### Stated exercise:
Using the material that follows, identify and copy each line with the string "picture".

### Information given:
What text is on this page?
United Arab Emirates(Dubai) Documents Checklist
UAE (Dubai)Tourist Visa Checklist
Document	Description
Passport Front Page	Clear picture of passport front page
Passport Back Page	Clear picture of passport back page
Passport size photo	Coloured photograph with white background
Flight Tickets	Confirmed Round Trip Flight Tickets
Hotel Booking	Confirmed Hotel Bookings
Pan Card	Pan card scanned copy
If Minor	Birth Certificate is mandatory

### Answer for the task:
Passport Front Page	Clear picture of passport front page
Passport Back Page	Clear picture of passport back page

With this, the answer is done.